» Description of the task: Can you transcribe the data exactly? Leave the pictures out.

-- Exercise materials start --

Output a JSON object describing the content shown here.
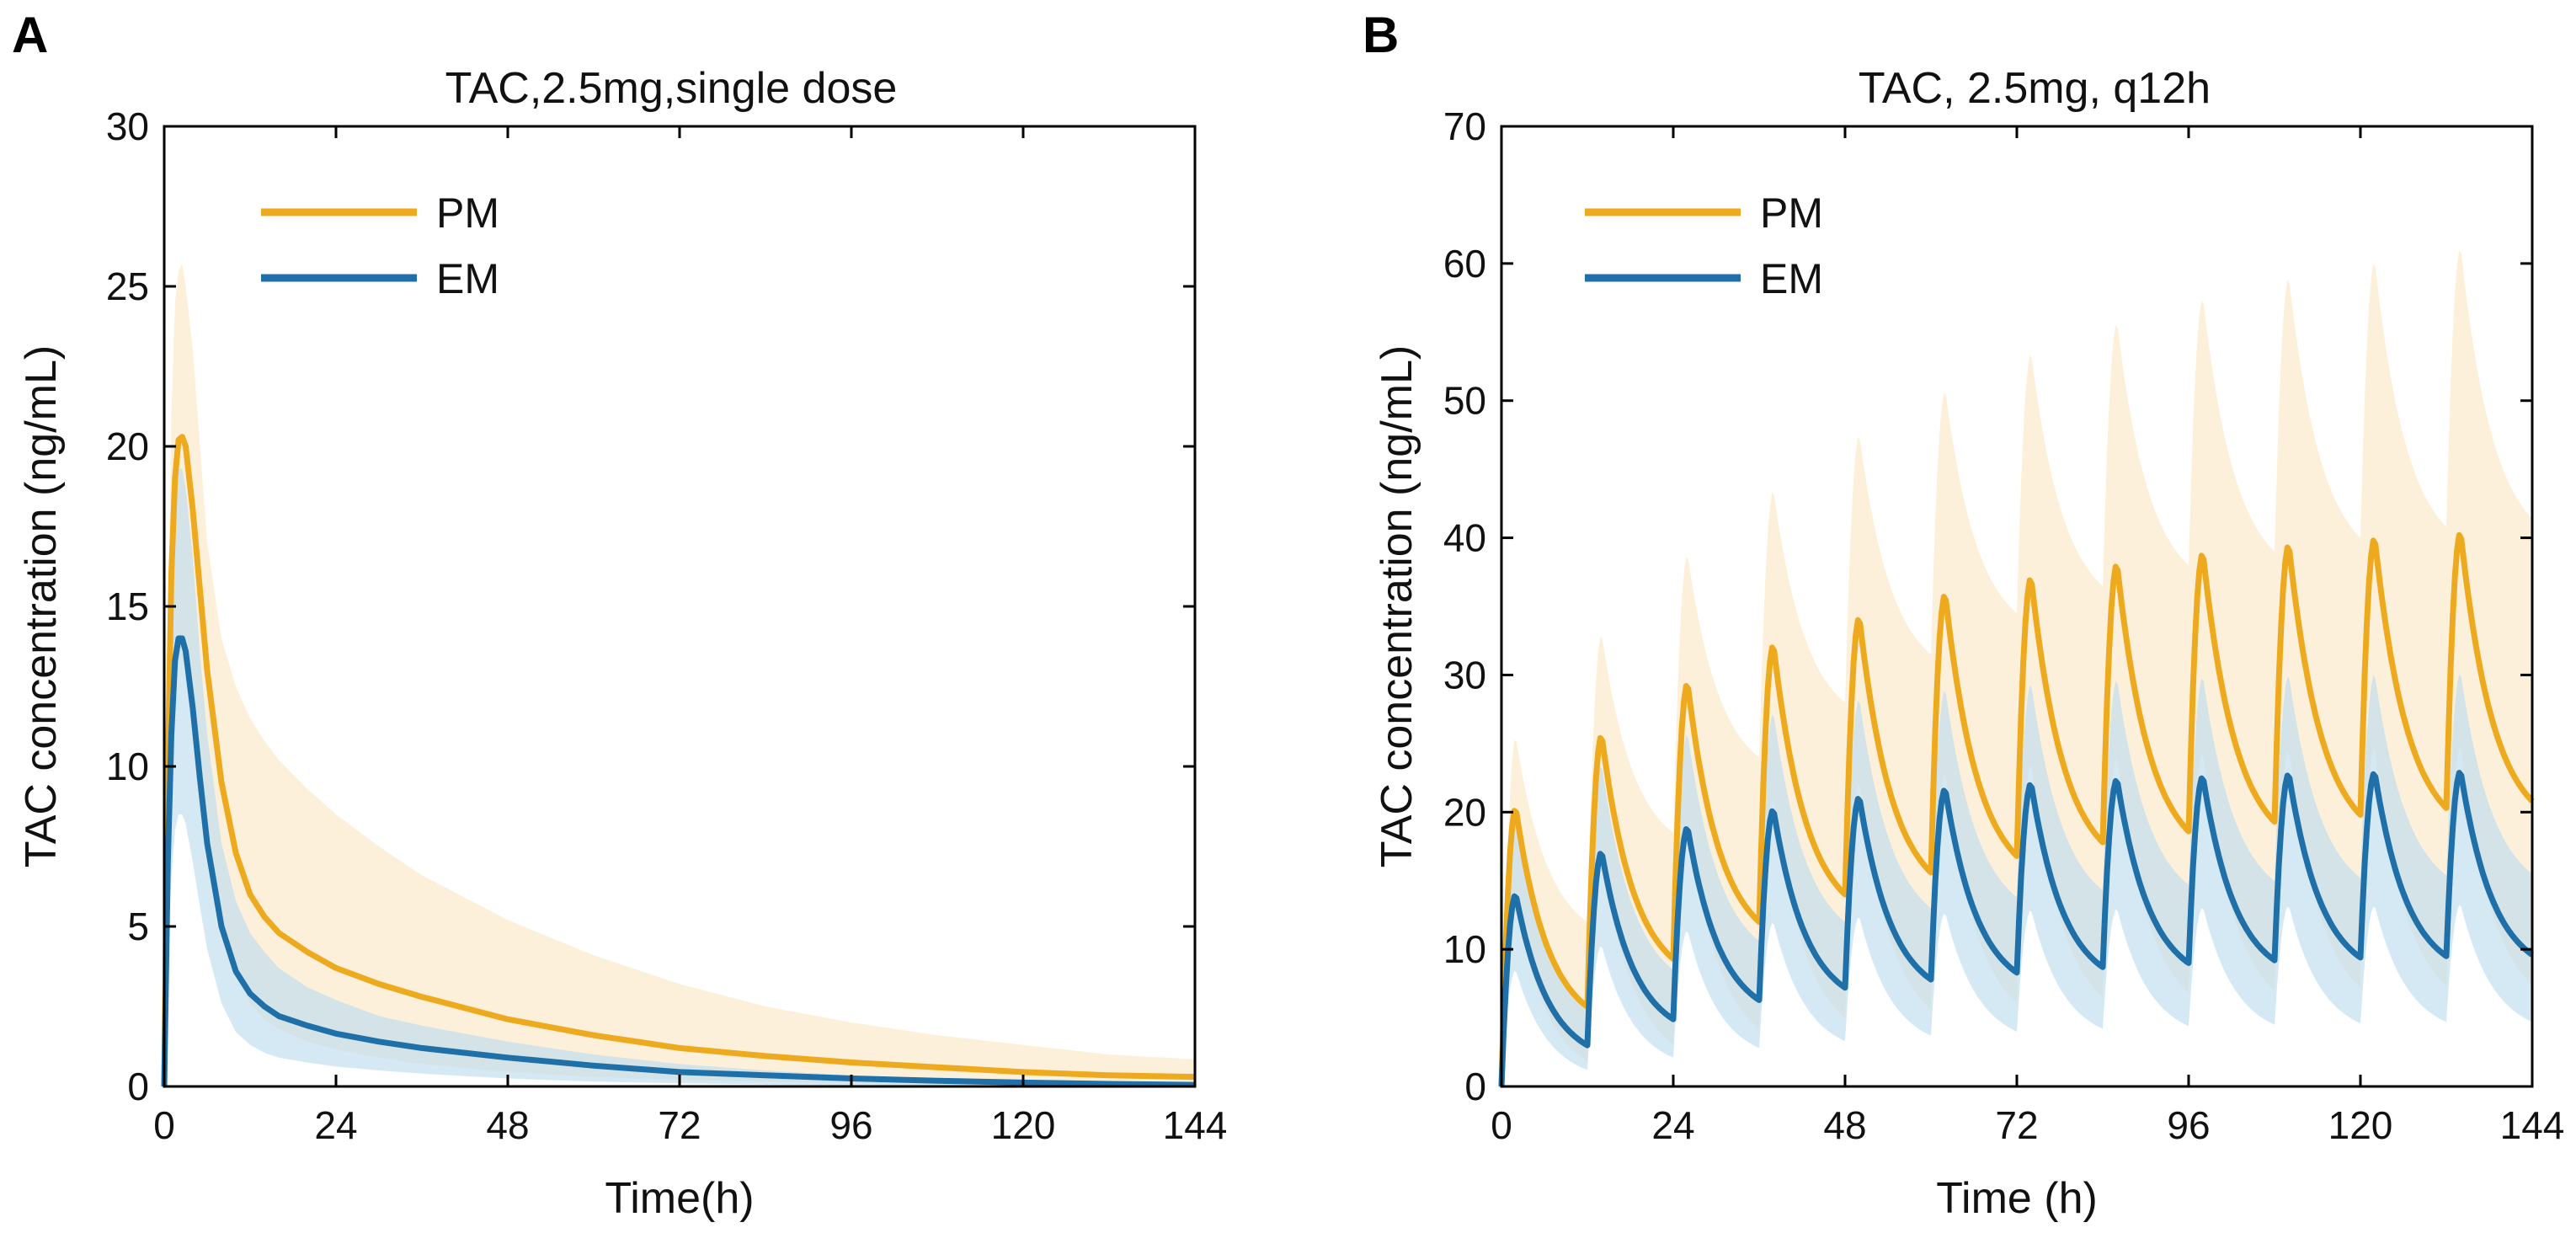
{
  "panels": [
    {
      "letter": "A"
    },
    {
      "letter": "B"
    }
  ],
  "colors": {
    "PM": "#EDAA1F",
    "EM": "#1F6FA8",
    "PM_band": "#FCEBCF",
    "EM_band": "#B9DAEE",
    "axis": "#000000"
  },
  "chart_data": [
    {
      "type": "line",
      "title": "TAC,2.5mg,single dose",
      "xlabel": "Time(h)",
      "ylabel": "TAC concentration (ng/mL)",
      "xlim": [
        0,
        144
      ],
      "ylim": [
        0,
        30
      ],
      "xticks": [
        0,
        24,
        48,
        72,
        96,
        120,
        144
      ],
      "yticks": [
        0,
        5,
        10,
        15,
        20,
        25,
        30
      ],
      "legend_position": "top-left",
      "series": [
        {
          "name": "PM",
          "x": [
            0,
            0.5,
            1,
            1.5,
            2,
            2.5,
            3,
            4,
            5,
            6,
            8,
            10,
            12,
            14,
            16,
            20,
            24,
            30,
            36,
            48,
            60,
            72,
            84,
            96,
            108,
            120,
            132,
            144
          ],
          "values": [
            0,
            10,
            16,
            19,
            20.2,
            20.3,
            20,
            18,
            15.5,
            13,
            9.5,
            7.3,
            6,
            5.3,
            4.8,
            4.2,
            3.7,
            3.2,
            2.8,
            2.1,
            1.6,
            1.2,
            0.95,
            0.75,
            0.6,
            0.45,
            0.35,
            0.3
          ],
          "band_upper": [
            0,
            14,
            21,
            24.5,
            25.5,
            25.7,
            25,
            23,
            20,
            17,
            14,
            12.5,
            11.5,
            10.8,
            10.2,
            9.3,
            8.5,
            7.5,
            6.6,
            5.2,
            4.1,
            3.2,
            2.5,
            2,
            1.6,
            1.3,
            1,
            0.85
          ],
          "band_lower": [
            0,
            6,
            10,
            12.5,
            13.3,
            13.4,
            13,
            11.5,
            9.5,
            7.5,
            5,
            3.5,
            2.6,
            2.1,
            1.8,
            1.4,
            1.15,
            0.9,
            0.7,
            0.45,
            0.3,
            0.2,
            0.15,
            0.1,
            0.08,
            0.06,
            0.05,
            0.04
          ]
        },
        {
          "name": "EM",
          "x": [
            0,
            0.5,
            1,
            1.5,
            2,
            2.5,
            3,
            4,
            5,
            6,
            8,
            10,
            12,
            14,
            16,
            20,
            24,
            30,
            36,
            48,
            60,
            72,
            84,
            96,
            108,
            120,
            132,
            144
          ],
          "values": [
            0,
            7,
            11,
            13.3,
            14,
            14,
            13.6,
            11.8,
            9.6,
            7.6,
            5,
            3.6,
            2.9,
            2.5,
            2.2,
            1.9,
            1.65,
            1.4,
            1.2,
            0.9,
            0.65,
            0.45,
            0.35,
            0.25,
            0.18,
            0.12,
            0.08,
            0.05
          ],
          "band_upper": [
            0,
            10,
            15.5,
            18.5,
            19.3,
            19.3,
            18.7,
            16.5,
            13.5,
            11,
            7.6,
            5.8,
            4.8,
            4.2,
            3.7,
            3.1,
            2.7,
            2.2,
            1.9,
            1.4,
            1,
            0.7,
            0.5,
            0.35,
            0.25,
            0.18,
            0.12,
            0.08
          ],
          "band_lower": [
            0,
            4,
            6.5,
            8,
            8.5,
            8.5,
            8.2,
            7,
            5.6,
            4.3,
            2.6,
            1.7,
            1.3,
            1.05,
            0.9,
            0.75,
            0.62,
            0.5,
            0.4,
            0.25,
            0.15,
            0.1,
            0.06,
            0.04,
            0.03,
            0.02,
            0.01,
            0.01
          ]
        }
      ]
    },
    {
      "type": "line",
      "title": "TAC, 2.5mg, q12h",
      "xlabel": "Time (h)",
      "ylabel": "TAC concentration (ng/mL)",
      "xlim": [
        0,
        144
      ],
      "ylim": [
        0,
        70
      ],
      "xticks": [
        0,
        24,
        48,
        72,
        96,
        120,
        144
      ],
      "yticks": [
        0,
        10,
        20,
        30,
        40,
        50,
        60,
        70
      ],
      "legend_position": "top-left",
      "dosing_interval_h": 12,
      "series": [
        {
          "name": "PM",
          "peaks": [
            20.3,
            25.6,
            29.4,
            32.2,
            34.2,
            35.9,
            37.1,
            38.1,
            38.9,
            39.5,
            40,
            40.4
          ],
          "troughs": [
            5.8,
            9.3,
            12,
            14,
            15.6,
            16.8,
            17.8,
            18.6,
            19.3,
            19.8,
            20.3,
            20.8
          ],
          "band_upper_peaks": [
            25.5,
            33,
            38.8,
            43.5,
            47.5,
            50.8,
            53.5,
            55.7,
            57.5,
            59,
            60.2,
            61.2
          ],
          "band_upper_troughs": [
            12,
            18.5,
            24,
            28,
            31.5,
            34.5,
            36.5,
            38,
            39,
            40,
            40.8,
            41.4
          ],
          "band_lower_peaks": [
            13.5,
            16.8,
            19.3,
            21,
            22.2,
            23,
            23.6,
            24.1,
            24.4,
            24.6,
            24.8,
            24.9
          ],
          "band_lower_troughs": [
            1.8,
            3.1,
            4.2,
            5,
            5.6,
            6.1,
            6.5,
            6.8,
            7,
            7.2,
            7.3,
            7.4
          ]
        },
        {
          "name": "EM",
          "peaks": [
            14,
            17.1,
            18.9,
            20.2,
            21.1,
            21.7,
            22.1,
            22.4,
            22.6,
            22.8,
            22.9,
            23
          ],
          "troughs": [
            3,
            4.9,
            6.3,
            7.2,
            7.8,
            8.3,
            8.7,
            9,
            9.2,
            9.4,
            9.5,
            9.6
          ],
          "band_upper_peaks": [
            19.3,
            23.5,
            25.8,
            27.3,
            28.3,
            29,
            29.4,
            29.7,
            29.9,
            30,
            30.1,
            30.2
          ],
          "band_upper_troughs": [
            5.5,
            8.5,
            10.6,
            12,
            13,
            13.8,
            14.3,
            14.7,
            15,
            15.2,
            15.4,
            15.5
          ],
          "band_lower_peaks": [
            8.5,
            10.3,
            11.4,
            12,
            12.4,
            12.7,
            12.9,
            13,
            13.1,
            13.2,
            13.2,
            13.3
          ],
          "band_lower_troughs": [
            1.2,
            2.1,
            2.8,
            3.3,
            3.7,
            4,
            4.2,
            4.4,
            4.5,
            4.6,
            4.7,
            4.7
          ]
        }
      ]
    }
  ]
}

-- Exercise materials end --

» Answer below:
Output a JSON object describing the content shown here.
{
  "panels": [
    {
      "letter": "A"
    },
    {
      "letter": "B"
    }
  ],
  "colors": {
    "PM": "#EDAA1F",
    "EM": "#1F6FA8",
    "PM_band": "#FCEBCF",
    "EM_band": "#B9DAEE",
    "axis": "#000000"
  },
  "chart_data": [
    {
      "type": "line",
      "title": "TAC,2.5mg,single dose",
      "xlabel": "Time(h)",
      "ylabel": "TAC concentration (ng/mL)",
      "xlim": [
        0,
        144
      ],
      "ylim": [
        0,
        30
      ],
      "xticks": [
        0,
        24,
        48,
        72,
        96,
        120,
        144
      ],
      "yticks": [
        0,
        5,
        10,
        15,
        20,
        25,
        30
      ],
      "legend_position": "top-left",
      "series": [
        {
          "name": "PM",
          "x": [
            0,
            0.5,
            1,
            1.5,
            2,
            2.5,
            3,
            4,
            5,
            6,
            8,
            10,
            12,
            14,
            16,
            20,
            24,
            30,
            36,
            48,
            60,
            72,
            84,
            96,
            108,
            120,
            132,
            144
          ],
          "values": [
            0,
            10,
            16,
            19,
            20.2,
            20.3,
            20,
            18,
            15.5,
            13,
            9.5,
            7.3,
            6,
            5.3,
            4.8,
            4.2,
            3.7,
            3.2,
            2.8,
            2.1,
            1.6,
            1.2,
            0.95,
            0.75,
            0.6,
            0.45,
            0.35,
            0.3
          ],
          "band_upper": [
            0,
            14,
            21,
            24.5,
            25.5,
            25.7,
            25,
            23,
            20,
            17,
            14,
            12.5,
            11.5,
            10.8,
            10.2,
            9.3,
            8.5,
            7.5,
            6.6,
            5.2,
            4.1,
            3.2,
            2.5,
            2,
            1.6,
            1.3,
            1,
            0.85
          ],
          "band_lower": [
            0,
            6,
            10,
            12.5,
            13.3,
            13.4,
            13,
            11.5,
            9.5,
            7.5,
            5,
            3.5,
            2.6,
            2.1,
            1.8,
            1.4,
            1.15,
            0.9,
            0.7,
            0.45,
            0.3,
            0.2,
            0.15,
            0.1,
            0.08,
            0.06,
            0.05,
            0.04
          ]
        },
        {
          "name": "EM",
          "x": [
            0,
            0.5,
            1,
            1.5,
            2,
            2.5,
            3,
            4,
            5,
            6,
            8,
            10,
            12,
            14,
            16,
            20,
            24,
            30,
            36,
            48,
            60,
            72,
            84,
            96,
            108,
            120,
            132,
            144
          ],
          "values": [
            0,
            7,
            11,
            13.3,
            14,
            14,
            13.6,
            11.8,
            9.6,
            7.6,
            5,
            3.6,
            2.9,
            2.5,
            2.2,
            1.9,
            1.65,
            1.4,
            1.2,
            0.9,
            0.65,
            0.45,
            0.35,
            0.25,
            0.18,
            0.12,
            0.08,
            0.05
          ],
          "band_upper": [
            0,
            10,
            15.5,
            18.5,
            19.3,
            19.3,
            18.7,
            16.5,
            13.5,
            11,
            7.6,
            5.8,
            4.8,
            4.2,
            3.7,
            3.1,
            2.7,
            2.2,
            1.9,
            1.4,
            1,
            0.7,
            0.5,
            0.35,
            0.25,
            0.18,
            0.12,
            0.08
          ],
          "band_lower": [
            0,
            4,
            6.5,
            8,
            8.5,
            8.5,
            8.2,
            7,
            5.6,
            4.3,
            2.6,
            1.7,
            1.3,
            1.05,
            0.9,
            0.75,
            0.62,
            0.5,
            0.4,
            0.25,
            0.15,
            0.1,
            0.06,
            0.04,
            0.03,
            0.02,
            0.01,
            0.01
          ]
        }
      ]
    },
    {
      "type": "line",
      "title": "TAC, 2.5mg, q12h",
      "xlabel": "Time (h)",
      "ylabel": "TAC concentration (ng/mL)",
      "xlim": [
        0,
        144
      ],
      "ylim": [
        0,
        70
      ],
      "xticks": [
        0,
        24,
        48,
        72,
        96,
        120,
        144
      ],
      "yticks": [
        0,
        10,
        20,
        30,
        40,
        50,
        60,
        70
      ],
      "legend_position": "top-left",
      "dosing_interval_h": 12,
      "series": [
        {
          "name": "PM",
          "peaks": [
            20.3,
            25.6,
            29.4,
            32.2,
            34.2,
            35.9,
            37.1,
            38.1,
            38.9,
            39.5,
            40,
            40.4
          ],
          "troughs": [
            5.8,
            9.3,
            12,
            14,
            15.6,
            16.8,
            17.8,
            18.6,
            19.3,
            19.8,
            20.3,
            20.8
          ],
          "band_upper_peaks": [
            25.5,
            33,
            38.8,
            43.5,
            47.5,
            50.8,
            53.5,
            55.7,
            57.5,
            59,
            60.2,
            61.2
          ],
          "band_upper_troughs": [
            12,
            18.5,
            24,
            28,
            31.5,
            34.5,
            36.5,
            38,
            39,
            40,
            40.8,
            41.4
          ],
          "band_lower_peaks": [
            13.5,
            16.8,
            19.3,
            21,
            22.2,
            23,
            23.6,
            24.1,
            24.4,
            24.6,
            24.8,
            24.9
          ],
          "band_lower_troughs": [
            1.8,
            3.1,
            4.2,
            5,
            5.6,
            6.1,
            6.5,
            6.8,
            7,
            7.2,
            7.3,
            7.4
          ]
        },
        {
          "name": "EM",
          "peaks": [
            14,
            17.1,
            18.9,
            20.2,
            21.1,
            21.7,
            22.1,
            22.4,
            22.6,
            22.8,
            22.9,
            23
          ],
          "troughs": [
            3,
            4.9,
            6.3,
            7.2,
            7.8,
            8.3,
            8.7,
            9,
            9.2,
            9.4,
            9.5,
            9.6
          ],
          "band_upper_peaks": [
            19.3,
            23.5,
            25.8,
            27.3,
            28.3,
            29,
            29.4,
            29.7,
            29.9,
            30,
            30.1,
            30.2
          ],
          "band_upper_troughs": [
            5.5,
            8.5,
            10.6,
            12,
            13,
            13.8,
            14.3,
            14.7,
            15,
            15.2,
            15.4,
            15.5
          ],
          "band_lower_peaks": [
            8.5,
            10.3,
            11.4,
            12,
            12.4,
            12.7,
            12.9,
            13,
            13.1,
            13.2,
            13.2,
            13.3
          ],
          "band_lower_troughs": [
            1.2,
            2.1,
            2.8,
            3.3,
            3.7,
            4,
            4.2,
            4.4,
            4.5,
            4.6,
            4.7,
            4.7
          ]
        }
      ]
    }
  ]
}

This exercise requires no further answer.